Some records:
-- BEGIN --

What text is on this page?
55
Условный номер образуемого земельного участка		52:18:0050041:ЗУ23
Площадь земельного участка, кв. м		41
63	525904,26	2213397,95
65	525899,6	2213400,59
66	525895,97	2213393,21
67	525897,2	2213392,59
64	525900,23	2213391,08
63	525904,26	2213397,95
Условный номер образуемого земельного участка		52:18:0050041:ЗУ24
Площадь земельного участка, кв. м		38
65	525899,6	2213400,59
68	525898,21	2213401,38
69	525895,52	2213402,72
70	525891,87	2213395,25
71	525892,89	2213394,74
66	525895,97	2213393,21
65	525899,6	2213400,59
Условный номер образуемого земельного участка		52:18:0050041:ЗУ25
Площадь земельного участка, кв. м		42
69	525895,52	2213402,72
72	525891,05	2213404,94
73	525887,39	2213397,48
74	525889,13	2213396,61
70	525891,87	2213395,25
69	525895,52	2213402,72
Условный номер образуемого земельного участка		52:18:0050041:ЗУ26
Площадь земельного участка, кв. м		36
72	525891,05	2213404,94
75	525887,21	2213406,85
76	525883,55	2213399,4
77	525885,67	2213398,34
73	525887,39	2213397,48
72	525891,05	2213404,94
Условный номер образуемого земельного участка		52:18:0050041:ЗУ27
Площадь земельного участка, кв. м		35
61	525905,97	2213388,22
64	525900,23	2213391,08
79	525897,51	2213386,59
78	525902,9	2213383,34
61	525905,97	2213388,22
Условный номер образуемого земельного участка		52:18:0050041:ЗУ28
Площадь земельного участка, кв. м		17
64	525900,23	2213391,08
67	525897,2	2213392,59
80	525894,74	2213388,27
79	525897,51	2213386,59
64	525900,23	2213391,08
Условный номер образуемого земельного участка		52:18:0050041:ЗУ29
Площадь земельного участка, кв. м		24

-- END --

### PROBLEM DETAILS
Copy out all of the records shown above exactly.

### EXERCISE RESPONSE
What text is on this page?
55
Условный номер образуемого земельного участка		52:18:0050041:ЗУ23
Площадь земельного участка, кв. м		41
63	525904,26	2213397,95
65	525899,6	2213400,59
66	525895,97	2213393,21
67	525897,2	2213392,59
64	525900,23	2213391,08
63	525904,26	2213397,95
Условный номер образуемого земельного участка		52:18:0050041:ЗУ24
Площадь земельного участка, кв. м		38
65	525899,6	2213400,59
68	525898,21	2213401,38
69	525895,52	2213402,72
70	525891,87	2213395,25
71	525892,89	2213394,74
66	525895,97	2213393,21
65	525899,6	2213400,59
Условный номер образуемого земельного участка		52:18:0050041:ЗУ25
Площадь земельного участка, кв. м		42
69	525895,52	2213402,72
72	525891,05	2213404,94
73	525887,39	2213397,48
74	525889,13	2213396,61
70	525891,87	2213395,25
69	525895,52	2213402,72
Условный номер образуемого земельного участка		52:18:0050041:ЗУ26
Площадь земельного участка, кв. м		36
72	525891,05	2213404,94
75	525887,21	2213406,85
76	525883,55	2213399,4
77	525885,67	2213398,34
73	525887,39	2213397,48
72	525891,05	2213404,94
Условный номер образуемого земельного участка		52:18:0050041:ЗУ27
Площадь земельного участка, кв. м		35
61	525905,97	2213388,22
64	525900,23	2213391,08
79	525897,51	2213386,59
78	525902,9	2213383,34
61	525905,97	2213388,22
Условный номер образуемого земельного участка		52:18:0050041:ЗУ28
Площадь земельного участка, кв. м		17
64	525900,23	2213391,08
67	525897,2	2213392,59
80	525894,74	2213388,27
79	525897,51	2213386,59
64	525900,23	2213391,08
Условный номер образуемого земельного участка		52:18:0050041:ЗУ29
Площадь земельного участка, кв. м		24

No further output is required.